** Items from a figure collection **
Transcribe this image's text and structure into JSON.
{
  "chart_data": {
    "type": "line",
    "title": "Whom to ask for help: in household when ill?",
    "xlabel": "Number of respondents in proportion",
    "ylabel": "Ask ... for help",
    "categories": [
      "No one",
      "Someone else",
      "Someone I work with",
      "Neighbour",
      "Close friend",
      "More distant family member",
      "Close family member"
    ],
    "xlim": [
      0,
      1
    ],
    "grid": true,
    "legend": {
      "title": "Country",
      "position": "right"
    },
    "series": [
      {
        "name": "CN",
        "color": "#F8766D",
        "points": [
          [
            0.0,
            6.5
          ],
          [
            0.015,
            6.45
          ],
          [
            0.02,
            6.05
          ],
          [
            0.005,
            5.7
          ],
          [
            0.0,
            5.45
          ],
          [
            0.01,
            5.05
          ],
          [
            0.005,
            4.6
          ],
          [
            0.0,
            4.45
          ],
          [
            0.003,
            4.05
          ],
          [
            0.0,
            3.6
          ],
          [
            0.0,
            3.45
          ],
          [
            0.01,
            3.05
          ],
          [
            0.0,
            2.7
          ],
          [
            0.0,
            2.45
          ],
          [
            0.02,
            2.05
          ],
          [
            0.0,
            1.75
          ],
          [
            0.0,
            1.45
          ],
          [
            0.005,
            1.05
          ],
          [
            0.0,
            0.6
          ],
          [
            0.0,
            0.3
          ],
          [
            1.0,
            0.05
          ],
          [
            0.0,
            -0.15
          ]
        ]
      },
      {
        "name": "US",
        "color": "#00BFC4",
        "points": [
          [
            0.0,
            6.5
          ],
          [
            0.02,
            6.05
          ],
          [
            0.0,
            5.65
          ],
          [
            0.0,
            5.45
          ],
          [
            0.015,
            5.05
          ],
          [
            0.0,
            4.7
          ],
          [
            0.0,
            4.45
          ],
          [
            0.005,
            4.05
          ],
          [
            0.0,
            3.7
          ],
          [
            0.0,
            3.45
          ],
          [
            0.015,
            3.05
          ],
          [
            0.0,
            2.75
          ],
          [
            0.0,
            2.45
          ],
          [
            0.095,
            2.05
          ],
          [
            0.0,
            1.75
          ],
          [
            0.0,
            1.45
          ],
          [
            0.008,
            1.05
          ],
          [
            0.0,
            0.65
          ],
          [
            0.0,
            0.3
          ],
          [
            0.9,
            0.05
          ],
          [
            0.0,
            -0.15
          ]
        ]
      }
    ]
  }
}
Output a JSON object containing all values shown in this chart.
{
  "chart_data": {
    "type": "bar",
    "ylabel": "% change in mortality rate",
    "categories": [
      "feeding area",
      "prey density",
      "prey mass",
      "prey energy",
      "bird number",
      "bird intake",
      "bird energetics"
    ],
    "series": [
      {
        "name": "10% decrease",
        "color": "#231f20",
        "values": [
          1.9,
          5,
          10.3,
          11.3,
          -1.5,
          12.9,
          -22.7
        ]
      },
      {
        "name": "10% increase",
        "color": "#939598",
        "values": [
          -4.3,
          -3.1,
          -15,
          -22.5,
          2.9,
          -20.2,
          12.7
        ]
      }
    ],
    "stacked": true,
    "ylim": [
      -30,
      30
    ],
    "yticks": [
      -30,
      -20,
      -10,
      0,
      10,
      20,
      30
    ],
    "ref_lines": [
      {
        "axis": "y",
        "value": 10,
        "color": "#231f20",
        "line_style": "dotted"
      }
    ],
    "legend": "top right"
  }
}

** Set task **
Copy out all of the data exactly, leaving nothing out.

** Response below **
Transcribe this image's text and structure into JSON.
{
  "chart_data": {
    "type": "line",
    "title": "Whom to ask for help: in household when ill?",
    "xlabel": "Number of respondents in proportion",
    "ylabel": "Ask ... for help",
    "categories": [
      "No one",
      "Someone else",
      "Someone I work with",
      "Neighbour",
      "Close friend",
      "More distant family member",
      "Close family member"
    ],
    "xlim": [
      0,
      1
    ],
    "grid": true,
    "legend": {
      "title": "Country",
      "position": "right"
    },
    "series": [
      {
        "name": "CN",
        "color": "#F8766D",
        "points": [
          [
            0.0,
            6.5
          ],
          [
            0.015,
            6.45
          ],
          [
            0.02,
            6.05
          ],
          [
            0.005,
            5.7
          ],
          [
            0.0,
            5.45
          ],
          [
            0.01,
            5.05
          ],
          [
            0.005,
            4.6
          ],
          [
            0.0,
            4.45
          ],
          [
            0.003,
            4.05
          ],
          [
            0.0,
            3.6
          ],
          [
            0.0,
            3.45
          ],
          [
            0.01,
            3.05
          ],
          [
            0.0,
            2.7
          ],
          [
            0.0,
            2.45
          ],
          [
            0.02,
            2.05
          ],
          [
            0.0,
            1.75
          ],
          [
            0.0,
            1.45
          ],
          [
            0.005,
            1.05
          ],
          [
            0.0,
            0.6
          ],
          [
            0.0,
            0.3
          ],
          [
            1.0,
            0.05
          ],
          [
            0.0,
            -0.15
          ]
        ]
      },
      {
        "name": "US",
        "color": "#00BFC4",
        "points": [
          [
            0.0,
            6.5
          ],
          [
            0.02,
            6.05
          ],
          [
            0.0,
            5.65
          ],
          [
            0.0,
            5.45
          ],
          [
            0.015,
            5.05
          ],
          [
            0.0,
            4.7
          ],
          [
            0.0,
            4.45
          ],
          [
            0.005,
            4.05
          ],
          [
            0.0,
            3.7
          ],
          [
            0.0,
            3.45
          ],
          [
            0.015,
            3.05
          ],
          [
            0.0,
            2.75
          ],
          [
            0.0,
            2.45
          ],
          [
            0.095,
            2.05
          ],
          [
            0.0,
            1.75
          ],
          [
            0.0,
            1.45
          ],
          [
            0.008,
            1.05
          ],
          [
            0.0,
            0.65
          ],
          [
            0.0,
            0.3
          ],
          [
            0.9,
            0.05
          ],
          [
            0.0,
            -0.15
          ]
        ]
      }
    ]
  }
}
Output a JSON object containing all values shown in this chart.
{
  "chart_data": {
    "type": "bar",
    "ylabel": "% change in mortality rate",
    "categories": [
      "feeding area",
      "prey density",
      "prey mass",
      "prey energy",
      "bird number",
      "bird intake",
      "bird energetics"
    ],
    "series": [
      {
        "name": "10% decrease",
        "color": "#231f20",
        "values": [
          1.9,
          5,
          10.3,
          11.3,
          -1.5,
          12.9,
          -22.7
        ]
      },
      {
        "name": "10% increase",
        "color": "#939598",
        "values": [
          -4.3,
          -3.1,
          -15,
          -22.5,
          2.9,
          -20.2,
          12.7
        ]
      }
    ],
    "stacked": true,
    "ylim": [
      -30,
      30
    ],
    "yticks": [
      -30,
      -20,
      -10,
      0,
      10,
      20,
      30
    ],
    "ref_lines": [
      {
        "axis": "y",
        "value": 10,
        "color": "#231f20",
        "line_style": "dotted"
      }
    ],
    "legend": "top right"
  }
}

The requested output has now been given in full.